Copy each line below that contains "with".

[Dataset excerpt]
[START]

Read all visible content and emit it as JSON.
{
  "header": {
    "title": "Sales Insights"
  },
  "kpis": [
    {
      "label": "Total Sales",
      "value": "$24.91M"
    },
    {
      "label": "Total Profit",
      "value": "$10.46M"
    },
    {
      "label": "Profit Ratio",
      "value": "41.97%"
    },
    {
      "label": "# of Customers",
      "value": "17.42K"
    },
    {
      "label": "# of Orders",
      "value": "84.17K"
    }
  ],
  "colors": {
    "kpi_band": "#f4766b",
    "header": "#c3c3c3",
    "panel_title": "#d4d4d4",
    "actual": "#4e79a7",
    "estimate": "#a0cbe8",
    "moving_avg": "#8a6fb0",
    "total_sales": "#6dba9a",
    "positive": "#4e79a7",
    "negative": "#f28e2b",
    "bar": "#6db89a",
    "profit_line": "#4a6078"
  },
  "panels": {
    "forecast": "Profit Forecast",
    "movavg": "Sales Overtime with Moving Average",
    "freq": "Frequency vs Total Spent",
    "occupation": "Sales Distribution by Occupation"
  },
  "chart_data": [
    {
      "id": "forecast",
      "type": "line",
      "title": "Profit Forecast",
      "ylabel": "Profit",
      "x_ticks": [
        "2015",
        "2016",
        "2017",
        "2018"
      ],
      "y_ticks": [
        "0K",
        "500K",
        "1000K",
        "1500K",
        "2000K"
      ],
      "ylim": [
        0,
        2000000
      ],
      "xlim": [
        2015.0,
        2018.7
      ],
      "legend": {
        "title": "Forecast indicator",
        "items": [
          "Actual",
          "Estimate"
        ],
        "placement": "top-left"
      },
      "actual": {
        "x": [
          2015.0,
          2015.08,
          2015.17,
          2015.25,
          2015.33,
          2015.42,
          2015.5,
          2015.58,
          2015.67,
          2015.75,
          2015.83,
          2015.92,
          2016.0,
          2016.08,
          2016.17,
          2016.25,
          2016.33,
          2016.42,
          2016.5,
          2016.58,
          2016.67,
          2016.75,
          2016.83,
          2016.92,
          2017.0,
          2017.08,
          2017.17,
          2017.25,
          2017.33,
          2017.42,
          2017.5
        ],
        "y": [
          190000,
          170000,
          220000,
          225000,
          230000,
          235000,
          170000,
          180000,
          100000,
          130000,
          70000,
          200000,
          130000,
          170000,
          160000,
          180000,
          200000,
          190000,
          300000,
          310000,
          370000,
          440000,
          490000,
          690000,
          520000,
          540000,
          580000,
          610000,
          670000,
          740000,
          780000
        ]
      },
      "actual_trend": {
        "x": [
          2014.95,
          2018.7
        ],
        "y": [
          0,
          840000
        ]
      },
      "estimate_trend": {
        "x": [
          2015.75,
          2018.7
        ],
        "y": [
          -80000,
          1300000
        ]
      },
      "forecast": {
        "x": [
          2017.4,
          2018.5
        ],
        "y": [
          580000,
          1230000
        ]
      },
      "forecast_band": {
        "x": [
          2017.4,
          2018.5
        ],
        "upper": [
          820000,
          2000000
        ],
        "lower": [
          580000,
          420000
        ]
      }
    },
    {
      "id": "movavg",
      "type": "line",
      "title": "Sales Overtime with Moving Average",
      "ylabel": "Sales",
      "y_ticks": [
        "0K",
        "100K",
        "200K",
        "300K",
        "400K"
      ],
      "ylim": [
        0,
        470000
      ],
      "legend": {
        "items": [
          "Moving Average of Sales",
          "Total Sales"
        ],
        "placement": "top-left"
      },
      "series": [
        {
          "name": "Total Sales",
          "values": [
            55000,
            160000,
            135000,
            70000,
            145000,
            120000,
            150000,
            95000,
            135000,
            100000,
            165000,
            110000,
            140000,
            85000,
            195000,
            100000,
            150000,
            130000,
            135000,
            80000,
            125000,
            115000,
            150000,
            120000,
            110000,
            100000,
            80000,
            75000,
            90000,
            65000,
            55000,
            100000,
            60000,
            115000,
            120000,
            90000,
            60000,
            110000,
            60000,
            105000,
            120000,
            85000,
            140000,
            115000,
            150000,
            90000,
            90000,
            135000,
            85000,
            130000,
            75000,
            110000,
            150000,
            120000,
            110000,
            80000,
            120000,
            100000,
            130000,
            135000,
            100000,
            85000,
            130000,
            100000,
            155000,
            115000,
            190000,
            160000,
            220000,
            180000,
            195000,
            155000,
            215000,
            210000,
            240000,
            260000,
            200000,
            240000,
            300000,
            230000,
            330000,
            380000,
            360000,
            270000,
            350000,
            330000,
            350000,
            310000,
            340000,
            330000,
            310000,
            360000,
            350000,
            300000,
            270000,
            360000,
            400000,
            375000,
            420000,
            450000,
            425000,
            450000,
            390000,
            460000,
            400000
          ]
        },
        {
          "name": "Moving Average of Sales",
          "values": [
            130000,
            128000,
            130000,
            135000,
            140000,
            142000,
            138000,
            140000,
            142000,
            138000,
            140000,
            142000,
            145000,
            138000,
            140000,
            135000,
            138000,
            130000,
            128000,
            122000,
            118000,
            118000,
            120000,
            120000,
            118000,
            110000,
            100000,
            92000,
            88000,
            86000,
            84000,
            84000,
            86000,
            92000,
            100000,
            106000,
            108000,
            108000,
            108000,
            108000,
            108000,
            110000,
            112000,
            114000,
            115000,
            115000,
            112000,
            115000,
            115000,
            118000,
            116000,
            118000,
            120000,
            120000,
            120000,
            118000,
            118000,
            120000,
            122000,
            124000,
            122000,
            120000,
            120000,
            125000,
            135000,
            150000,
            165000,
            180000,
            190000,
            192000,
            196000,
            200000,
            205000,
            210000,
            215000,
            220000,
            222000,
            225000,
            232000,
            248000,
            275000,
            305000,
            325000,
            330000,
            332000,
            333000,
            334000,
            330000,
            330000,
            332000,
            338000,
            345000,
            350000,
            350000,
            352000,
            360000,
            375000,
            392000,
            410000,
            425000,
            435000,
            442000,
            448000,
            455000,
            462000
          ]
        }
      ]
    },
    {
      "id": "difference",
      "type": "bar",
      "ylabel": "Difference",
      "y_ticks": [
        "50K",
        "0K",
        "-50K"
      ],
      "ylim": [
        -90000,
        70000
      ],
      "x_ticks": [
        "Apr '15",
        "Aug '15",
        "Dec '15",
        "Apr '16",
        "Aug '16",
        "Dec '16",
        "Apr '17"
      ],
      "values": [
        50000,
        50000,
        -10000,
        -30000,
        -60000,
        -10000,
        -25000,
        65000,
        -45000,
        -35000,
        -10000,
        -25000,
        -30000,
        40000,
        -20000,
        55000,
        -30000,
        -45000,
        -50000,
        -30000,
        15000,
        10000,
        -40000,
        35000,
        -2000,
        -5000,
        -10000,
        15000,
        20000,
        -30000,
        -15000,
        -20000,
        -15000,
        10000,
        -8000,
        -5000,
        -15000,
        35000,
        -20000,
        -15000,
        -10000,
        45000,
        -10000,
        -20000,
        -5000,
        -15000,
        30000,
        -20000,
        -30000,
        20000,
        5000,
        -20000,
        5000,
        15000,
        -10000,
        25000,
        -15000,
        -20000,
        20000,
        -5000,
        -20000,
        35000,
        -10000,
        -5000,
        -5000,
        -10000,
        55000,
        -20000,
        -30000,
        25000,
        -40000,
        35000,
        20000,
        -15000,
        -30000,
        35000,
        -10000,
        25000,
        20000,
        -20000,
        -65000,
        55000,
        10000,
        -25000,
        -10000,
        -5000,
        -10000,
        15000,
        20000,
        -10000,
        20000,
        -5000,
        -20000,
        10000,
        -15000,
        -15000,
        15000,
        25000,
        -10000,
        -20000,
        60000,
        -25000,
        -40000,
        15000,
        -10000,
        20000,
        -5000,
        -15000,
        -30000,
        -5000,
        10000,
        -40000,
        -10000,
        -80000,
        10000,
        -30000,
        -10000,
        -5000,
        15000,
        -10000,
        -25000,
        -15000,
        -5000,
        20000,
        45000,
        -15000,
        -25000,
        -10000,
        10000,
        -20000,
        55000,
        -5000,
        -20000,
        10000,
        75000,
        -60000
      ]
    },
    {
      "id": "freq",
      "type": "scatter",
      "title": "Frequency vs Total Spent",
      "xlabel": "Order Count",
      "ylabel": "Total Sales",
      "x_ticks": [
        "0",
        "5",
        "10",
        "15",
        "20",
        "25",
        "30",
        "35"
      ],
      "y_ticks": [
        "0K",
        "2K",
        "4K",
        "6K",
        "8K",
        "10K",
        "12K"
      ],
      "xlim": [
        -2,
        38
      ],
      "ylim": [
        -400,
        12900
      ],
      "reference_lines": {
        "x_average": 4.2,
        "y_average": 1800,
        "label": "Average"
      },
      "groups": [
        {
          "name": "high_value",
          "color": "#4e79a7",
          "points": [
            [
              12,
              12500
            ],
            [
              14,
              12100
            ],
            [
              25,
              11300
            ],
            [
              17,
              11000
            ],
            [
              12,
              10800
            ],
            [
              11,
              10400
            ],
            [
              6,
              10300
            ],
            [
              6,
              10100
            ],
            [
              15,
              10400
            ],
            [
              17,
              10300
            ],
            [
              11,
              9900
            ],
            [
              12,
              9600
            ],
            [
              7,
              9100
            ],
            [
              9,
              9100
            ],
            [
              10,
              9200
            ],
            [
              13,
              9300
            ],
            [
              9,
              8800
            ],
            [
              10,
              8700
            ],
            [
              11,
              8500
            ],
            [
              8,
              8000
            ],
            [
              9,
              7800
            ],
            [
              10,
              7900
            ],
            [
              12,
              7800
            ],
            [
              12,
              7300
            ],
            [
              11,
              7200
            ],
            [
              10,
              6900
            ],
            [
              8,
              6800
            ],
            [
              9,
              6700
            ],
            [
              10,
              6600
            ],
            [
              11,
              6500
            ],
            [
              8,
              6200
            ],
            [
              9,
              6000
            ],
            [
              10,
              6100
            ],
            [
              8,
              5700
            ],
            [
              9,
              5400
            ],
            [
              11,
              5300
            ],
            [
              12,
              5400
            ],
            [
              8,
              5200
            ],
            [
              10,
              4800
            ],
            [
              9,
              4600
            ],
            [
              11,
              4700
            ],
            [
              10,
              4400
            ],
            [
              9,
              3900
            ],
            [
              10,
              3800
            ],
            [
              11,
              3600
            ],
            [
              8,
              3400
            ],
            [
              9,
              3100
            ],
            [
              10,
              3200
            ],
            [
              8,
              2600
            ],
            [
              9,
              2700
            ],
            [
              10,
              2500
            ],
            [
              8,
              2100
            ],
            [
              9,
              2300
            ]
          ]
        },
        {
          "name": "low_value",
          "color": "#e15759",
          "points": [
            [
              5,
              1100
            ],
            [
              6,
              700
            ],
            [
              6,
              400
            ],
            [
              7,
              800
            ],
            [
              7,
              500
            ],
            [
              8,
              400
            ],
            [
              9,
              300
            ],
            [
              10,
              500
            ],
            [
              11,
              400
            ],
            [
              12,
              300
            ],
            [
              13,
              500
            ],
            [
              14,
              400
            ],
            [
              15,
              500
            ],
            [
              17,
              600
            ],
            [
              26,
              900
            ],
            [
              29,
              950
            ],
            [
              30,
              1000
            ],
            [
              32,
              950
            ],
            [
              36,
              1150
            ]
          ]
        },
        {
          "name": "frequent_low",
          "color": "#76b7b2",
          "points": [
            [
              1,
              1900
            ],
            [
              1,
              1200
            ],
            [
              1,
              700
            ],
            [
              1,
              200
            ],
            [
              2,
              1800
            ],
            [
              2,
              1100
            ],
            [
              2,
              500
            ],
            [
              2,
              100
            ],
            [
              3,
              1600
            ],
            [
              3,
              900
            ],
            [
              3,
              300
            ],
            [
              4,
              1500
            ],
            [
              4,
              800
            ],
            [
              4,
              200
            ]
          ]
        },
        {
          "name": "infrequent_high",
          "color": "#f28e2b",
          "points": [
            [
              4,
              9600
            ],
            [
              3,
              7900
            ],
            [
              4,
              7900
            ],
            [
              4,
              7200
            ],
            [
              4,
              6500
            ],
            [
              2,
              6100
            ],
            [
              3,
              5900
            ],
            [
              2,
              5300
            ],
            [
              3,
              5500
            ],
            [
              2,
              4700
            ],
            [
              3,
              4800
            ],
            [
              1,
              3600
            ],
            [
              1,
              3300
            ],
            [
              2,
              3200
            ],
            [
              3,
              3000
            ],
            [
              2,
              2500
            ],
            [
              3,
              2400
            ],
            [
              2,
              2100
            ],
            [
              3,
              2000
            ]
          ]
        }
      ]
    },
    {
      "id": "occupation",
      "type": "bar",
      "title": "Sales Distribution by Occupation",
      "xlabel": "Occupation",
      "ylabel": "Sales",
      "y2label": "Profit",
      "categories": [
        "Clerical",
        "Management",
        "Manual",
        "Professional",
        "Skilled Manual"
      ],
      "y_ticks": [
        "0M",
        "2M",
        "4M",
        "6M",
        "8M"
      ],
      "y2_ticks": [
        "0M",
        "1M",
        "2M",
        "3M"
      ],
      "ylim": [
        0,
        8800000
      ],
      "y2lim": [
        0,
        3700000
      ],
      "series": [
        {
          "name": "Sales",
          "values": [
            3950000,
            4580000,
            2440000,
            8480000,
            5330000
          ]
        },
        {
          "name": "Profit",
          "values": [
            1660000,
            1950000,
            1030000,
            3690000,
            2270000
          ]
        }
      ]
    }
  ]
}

[END]

Correct result |
    "movavg": "Sales Overtime with Moving Average",
      "title": "Sales Overtime with Moving Average",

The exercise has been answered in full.